(Records from a data source)
════
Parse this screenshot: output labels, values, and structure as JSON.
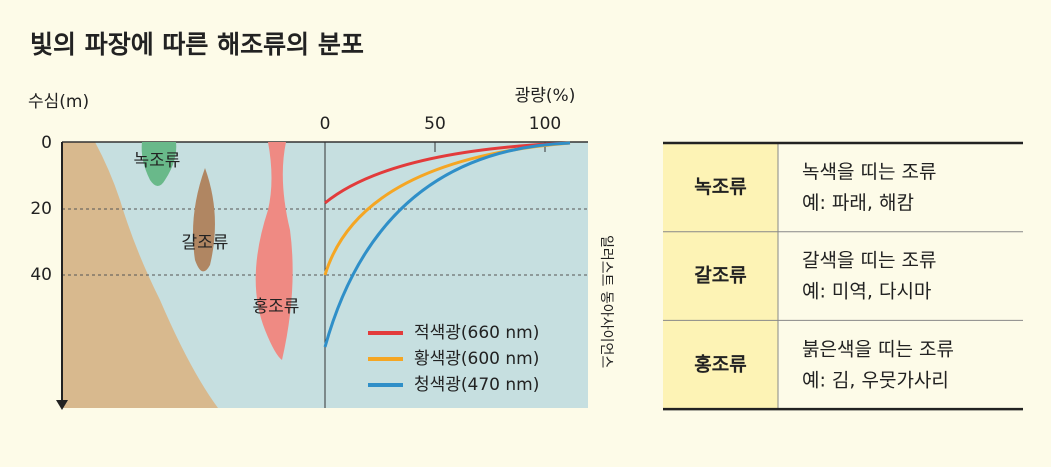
{
  "title": "빛의 파장에 따른 해조류의 분포",
  "diagram": {
    "y_axis_label": "수심(m)",
    "x_axis_label": "광량(%)",
    "depth_ticks": [
      "0",
      "20",
      "40"
    ],
    "light_ticks": [
      "0",
      "50",
      "100"
    ],
    "algae_labels": [
      "녹조류",
      "갈조류",
      "홍조류"
    ],
    "legend": [
      "적색광(660 nm)",
      "황색광(600 nm)",
      "청색광(470 nm)"
    ],
    "credit": "일러스트 동아사이언스"
  },
  "table": {
    "rows": [
      [
        "녹조류",
        "녹색을 띠는 조류",
        "예: 파래, 해캄"
      ],
      [
        "갈조류",
        "갈색을 띠는 조류",
        "예: 미역, 다시마"
      ],
      [
        "홍조류",
        "붉은색을 띠는 조류",
        "예: 김, 우뭇가사리"
      ]
    ]
  }
}
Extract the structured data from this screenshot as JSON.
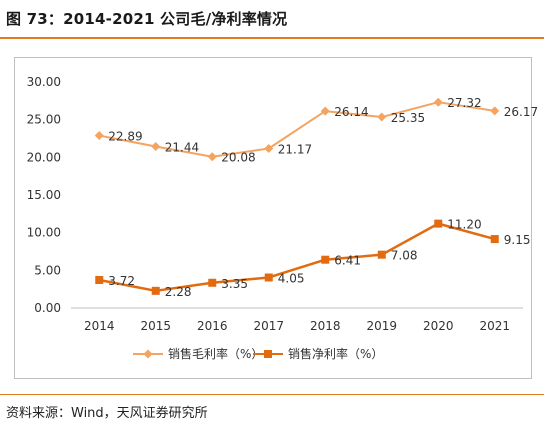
{
  "header": {
    "title": "图 73：2014-2021 公司毛/净利率情况"
  },
  "footer": {
    "source": "资料来源：Wind，天风证券研究所"
  },
  "colors": {
    "accent": "#e07b24",
    "gross": "#f4a460",
    "net": "#e26b10"
  },
  "chart_data": {
    "type": "line",
    "title": "",
    "xlabel": "",
    "ylabel": "",
    "categories": [
      "2014",
      "2015",
      "2016",
      "2017",
      "2018",
      "2019",
      "2020",
      "2021"
    ],
    "ylim": [
      0,
      30
    ],
    "yticks": [
      "0.00",
      "5.00",
      "10.00",
      "15.00",
      "20.00",
      "25.00",
      "30.00"
    ],
    "grid": false,
    "legend": "bottom",
    "series": [
      {
        "name": "销售毛利率（%）",
        "marker": "diamond",
        "values": [
          22.89,
          21.44,
          20.08,
          21.17,
          26.14,
          25.35,
          27.32,
          26.17
        ],
        "labels": [
          "22.89",
          "21.44",
          "20.08",
          "21.17",
          "26.14",
          "25.35",
          "27.32",
          "26.17"
        ]
      },
      {
        "name": "销售净利率（%）",
        "marker": "square",
        "values": [
          3.72,
          2.28,
          3.35,
          4.05,
          6.41,
          7.08,
          11.2,
          9.15
        ],
        "labels": [
          "3.72",
          "2.28",
          "3.35",
          "4.05",
          "6.41",
          "7.08",
          "11.20",
          "9.15"
        ]
      }
    ]
  }
}
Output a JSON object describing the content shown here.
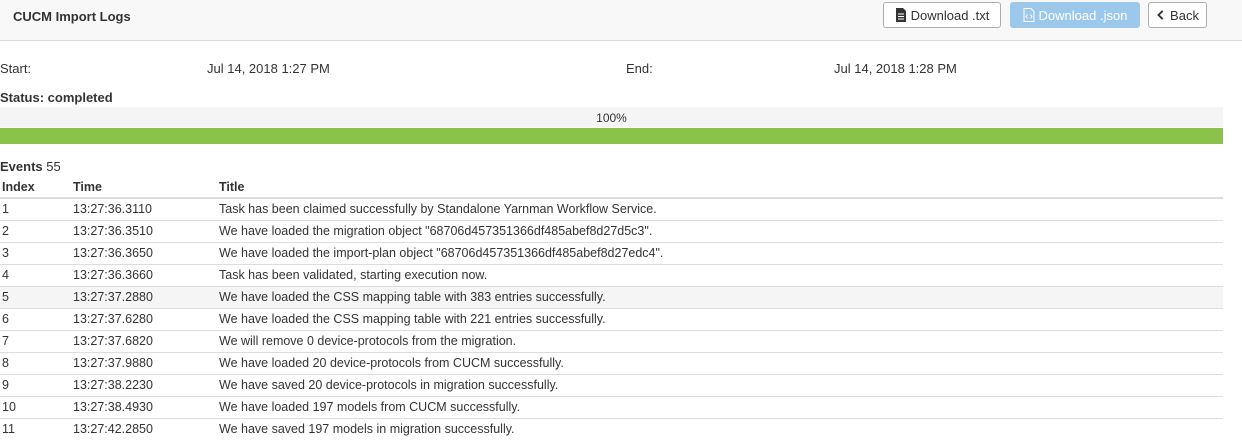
════
[Goal]: Quote every line of the records above exactly; no picture is to be copied.

[Task result]:
Parse this screenshot: output labels, values, and structure as JSON.
{
  "title": "빛의 파장에 따른 해조류의 분포",
  "diagram": {
    "y_axis_label": "수심(m)",
    "x_axis_label": "광량(%)",
    "depth_ticks": [
      "0",
      "20",
      "40"
    ],
    "light_ticks": [
      "0",
      "50",
      "100"
    ],
    "algae_labels": [
      "녹조류",
      "갈조류",
      "홍조류"
    ],
    "legend": [
      "적색광(660 nm)",
      "황색광(600 nm)",
      "청색광(470 nm)"
    ],
    "credit": "일러스트 동아사이언스"
  },
  "table": {
    "rows": [
      [
        "녹조류",
        "녹색을 띠는 조류",
        "예: 파래, 해캄"
      ],
      [
        "갈조류",
        "갈색을 띠는 조류",
        "예: 미역, 다시마"
      ],
      [
        "홍조류",
        "붉은색을 띠는 조류",
        "예: 김, 우뭇가사리"
      ]
    ]
  }
}
Extract the structured data from this screenshot as JSON.
{
  "header": {
    "title": "图 73：2014-2021 公司毛/净利率情况"
  },
  "footer": {
    "source": "资料来源：Wind，天风证券研究所"
  },
  "colors": {
    "accent": "#e07b24",
    "gross": "#f4a460",
    "net": "#e26b10"
  },
  "chart_data": {
    "type": "line",
    "title": "",
    "xlabel": "",
    "ylabel": "",
    "categories": [
      "2014",
      "2015",
      "2016",
      "2017",
      "2018",
      "2019",
      "2020",
      "2021"
    ],
    "ylim": [
      0,
      30
    ],
    "yticks": [
      "0.00",
      "5.00",
      "10.00",
      "15.00",
      "20.00",
      "25.00",
      "30.00"
    ],
    "grid": false,
    "legend": "bottom",
    "series": [
      {
        "name": "销售毛利率（%）",
        "marker": "diamond",
        "values": [
          22.89,
          21.44,
          20.08,
          21.17,
          26.14,
          25.35,
          27.32,
          26.17
        ],
        "labels": [
          "22.89",
          "21.44",
          "20.08",
          "21.17",
          "26.14",
          "25.35",
          "27.32",
          "26.17"
        ]
      },
      {
        "name": "销售净利率（%）",
        "marker": "square",
        "values": [
          3.72,
          2.28,
          3.35,
          4.05,
          6.41,
          7.08,
          11.2,
          9.15
        ],
        "labels": [
          "3.72",
          "2.28",
          "3.35",
          "4.05",
          "6.41",
          "7.08",
          "11.20",
          "9.15"
        ]
      }
    ]
  }
}
Output a JSON object describing the content shown here.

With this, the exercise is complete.